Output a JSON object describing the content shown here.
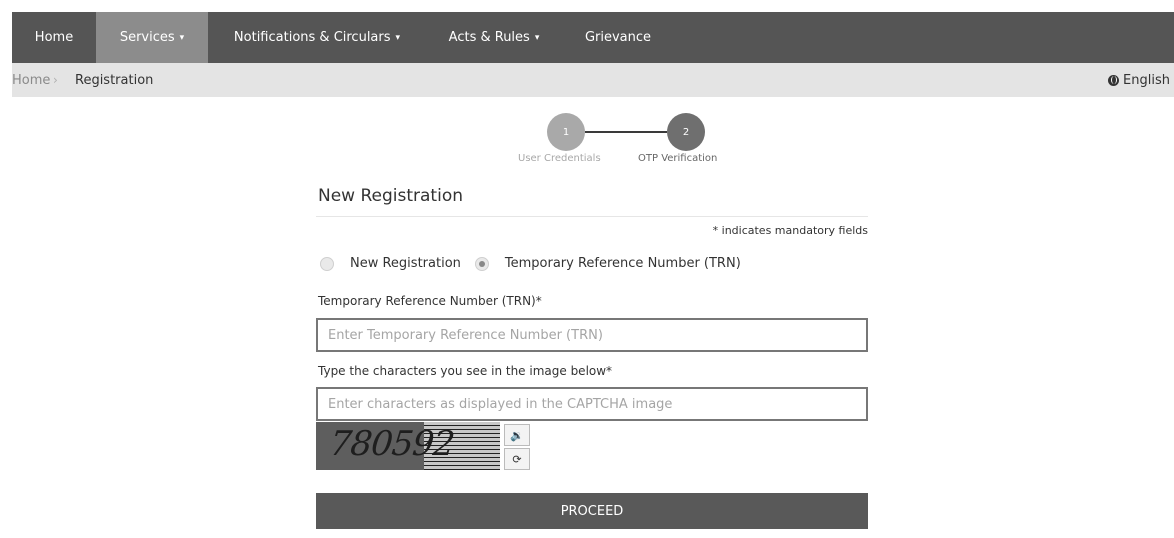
{
  "nav": {
    "items": [
      {
        "label": "Home",
        "dropdown": false,
        "active": false
      },
      {
        "label": "Services",
        "dropdown": true,
        "active": true
      },
      {
        "label": "Notifications & Circulars",
        "dropdown": true,
        "active": false
      },
      {
        "label": "Acts & Rules",
        "dropdown": true,
        "active": false
      },
      {
        "label": "Grievance",
        "dropdown": false,
        "active": false
      }
    ]
  },
  "breadcrumb": {
    "home": "Home",
    "separator": "›",
    "current": "Registration"
  },
  "language": {
    "label": "English",
    "icon": "globe-icon"
  },
  "stepper": {
    "steps": [
      {
        "number": "1",
        "label": "User Credentials"
      },
      {
        "number": "2",
        "label": "OTP Verification"
      }
    ],
    "current_step": 2
  },
  "form": {
    "title": "New Registration",
    "mandatory_note": "* indicates mandatory fields",
    "radio_options": [
      {
        "label": "New Registration",
        "checked": false
      },
      {
        "label": "Temporary Reference Number (TRN)",
        "checked": true
      }
    ],
    "trn_label": "Temporary Reference Number (TRN)*",
    "trn_placeholder": "Enter Temporary Reference Number (TRN)",
    "captcha_label": "Type the characters you see in the image below*",
    "captcha_placeholder": "Enter characters as displayed in the CAPTCHA image",
    "captcha_text": "780592",
    "audio_icon": "speaker-icon",
    "refresh_icon": "refresh-icon",
    "proceed_label": "PROCEED"
  },
  "colors": {
    "navbar": "#555555",
    "nav_active": "#8c8c8c",
    "breadcrumb_bg": "#e4e4e4",
    "proceed_bg": "#595959"
  }
}
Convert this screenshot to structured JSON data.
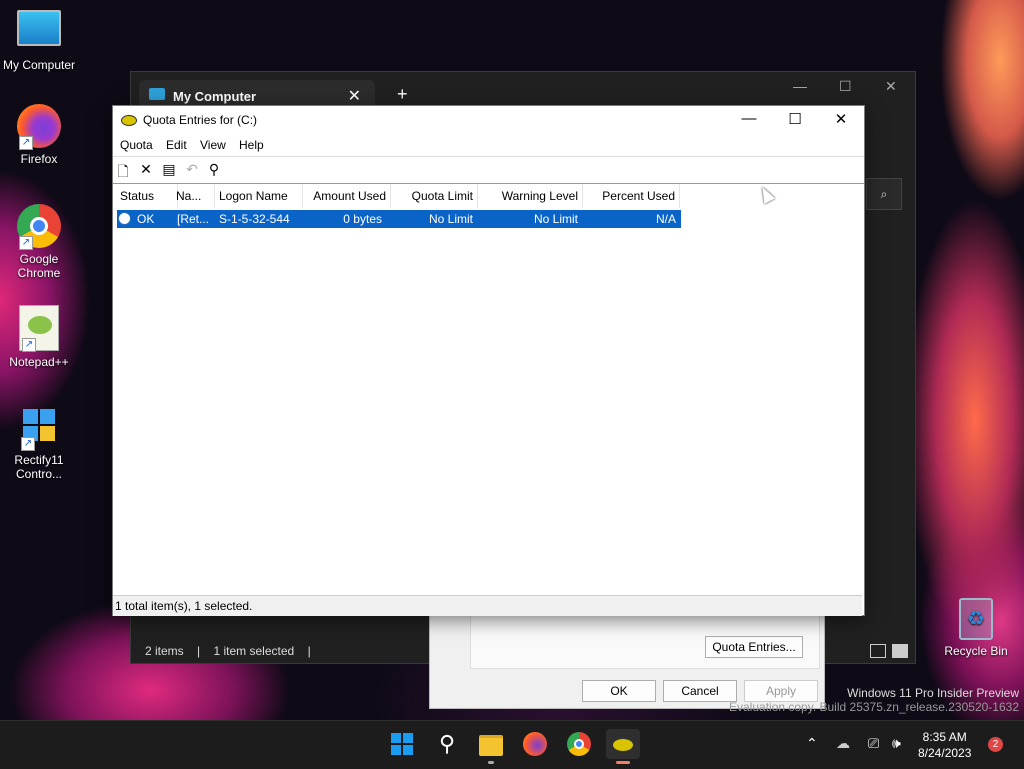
{
  "desktop": {
    "icons": [
      {
        "label": "My Computer"
      },
      {
        "label": "Firefox"
      },
      {
        "label": "Google Chrome"
      },
      {
        "label": "Notepad++"
      },
      {
        "label": "Rectify11 Contro..."
      }
    ],
    "recycle_bin": "Recycle Bin",
    "watermark": {
      "line1": "Windows 11 Pro Insider Preview",
      "line2": "Evaluation copy. Build 25375.zn_release.230520-1632"
    }
  },
  "explorer": {
    "tab_title": "My Computer",
    "status_items": "2 items",
    "status_selected": "1 item selected"
  },
  "properties_dialog": {
    "quota_entries_button": "Quota Entries...",
    "ok": "OK",
    "cancel": "Cancel",
    "apply": "Apply"
  },
  "quota_window": {
    "title": "Quota Entries for  (C:)",
    "menu": [
      "Quota",
      "Edit",
      "View",
      "Help"
    ],
    "columns": [
      "Status",
      "Na...",
      "Logon Name",
      "Amount Used",
      "Quota Limit",
      "Warning Level",
      "Percent Used"
    ],
    "rows": [
      {
        "status": "OK",
        "name": "[Ret...",
        "logon": "S-1-5-32-544",
        "amount": "0 bytes",
        "limit": "No Limit",
        "warning": "No Limit",
        "percent": "N/A"
      }
    ],
    "status_bar": "1 total item(s), 1 selected."
  },
  "taskbar": {
    "time": "8:35 AM",
    "date": "8/24/2023",
    "notification_count": "2"
  },
  "colors": {
    "selection": "#0a64c8",
    "taskbar": "#1c1c1c",
    "explorer_dark": "#202020"
  }
}
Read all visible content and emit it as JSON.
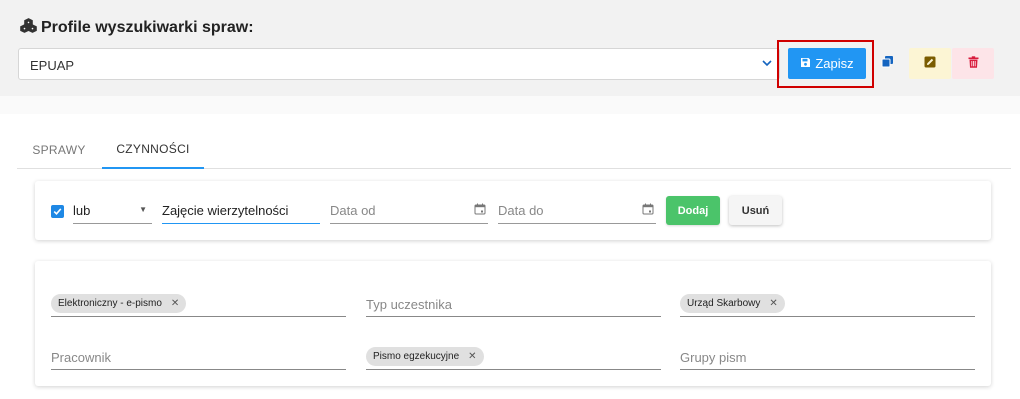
{
  "header": {
    "title": "Profile wyszukiwarki spraw:",
    "profile_value": "EPUAP",
    "save_label": "Zapisz"
  },
  "tabs": [
    {
      "label": "SPRAWY",
      "active": false
    },
    {
      "label": "CZYNNOŚCI",
      "active": true
    }
  ],
  "filter": {
    "enabled": true,
    "operator": "lub",
    "activity_value": "Zajęcie wierzytelności",
    "date_from_placeholder": "Data od",
    "date_to_placeholder": "Data do",
    "add_label": "Dodaj",
    "remove_label": "Usuń"
  },
  "criteria": {
    "kind_chip": "Elektroniczny - e-pismo",
    "participant_type_placeholder": "Typ uczestnika",
    "office_chip": "Urząd Skarbowy",
    "employee_placeholder": "Pracownik",
    "letter_chip": "Pismo egzekucyjne",
    "letter_groups_placeholder": "Grupy pism"
  },
  "colors": {
    "primary": "#2196f3",
    "success": "#4bc46a",
    "highlight": "#d00000",
    "edit_bg": "#fcf5d4",
    "delete_bg": "#fde4e8"
  },
  "icons": [
    "cubes-icon",
    "chevron-down-icon",
    "floppy-disk-icon",
    "copy-icon",
    "edit-icon",
    "trash-icon",
    "calendar-icon",
    "check-icon",
    "close-icon"
  ]
}
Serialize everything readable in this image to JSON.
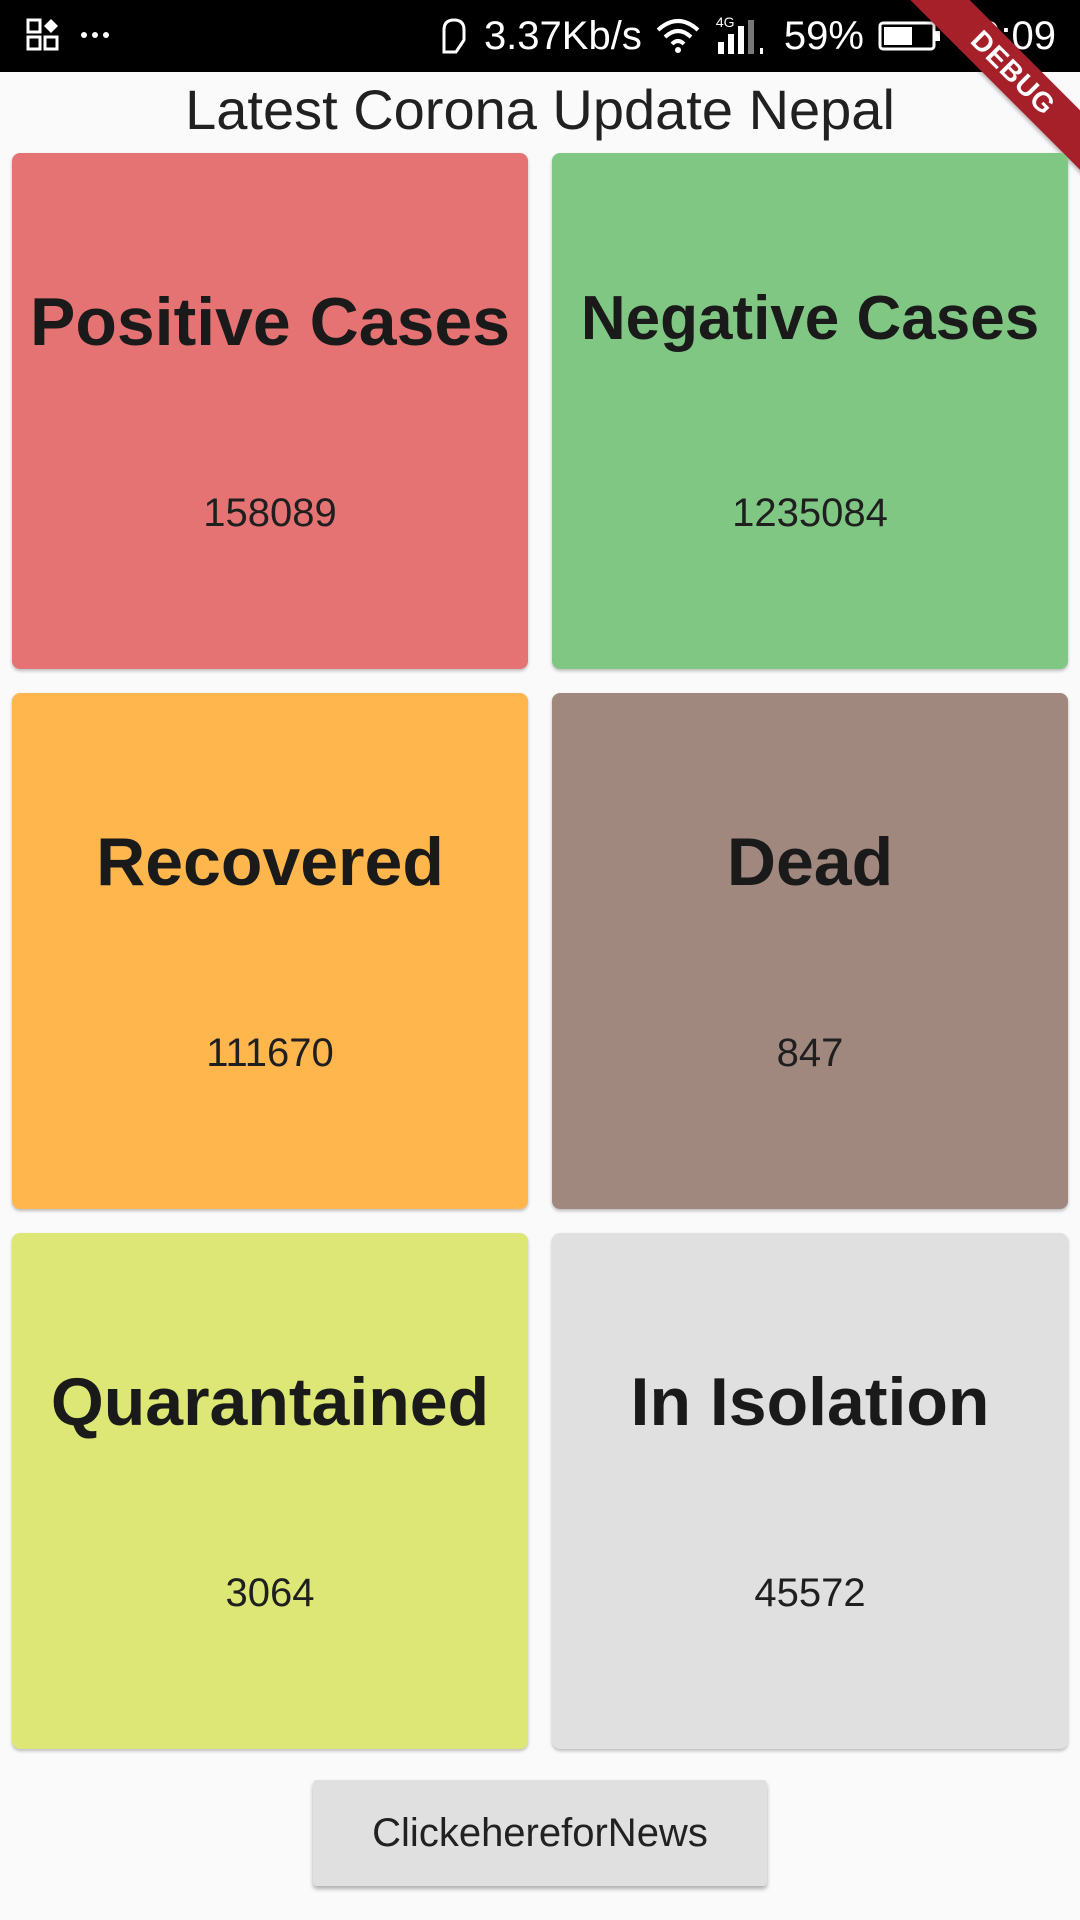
{
  "status_bar": {
    "network_speed": "3.37Kb/s",
    "network_type": "4G",
    "battery": "59%",
    "time": "19:09"
  },
  "debug_banner": "DEBUG",
  "page": {
    "title": "Latest Corona Update Nepal"
  },
  "cards": [
    {
      "label": "Positive Cases",
      "value": "158089",
      "color": "#e57373"
    },
    {
      "label": "Negative Cases",
      "value": "1235084",
      "color": "#81c784"
    },
    {
      "label": "Recovered",
      "value": "111670",
      "color": "#ffb74d"
    },
    {
      "label": "Dead",
      "value": "847",
      "color": "#a1887f"
    },
    {
      "label": "Quarantained",
      "value": "3064",
      "color": "#dce775"
    },
    {
      "label": "In Isolation",
      "value": "45572",
      "color": "#e0e0e0"
    }
  ],
  "news_button": {
    "label": "ClickehereforNews"
  }
}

━━━━━━━━━━━━━━━━━━━━

## Problem description
Say how many lines above hold the word "image", giving only the count.

## Right answer
3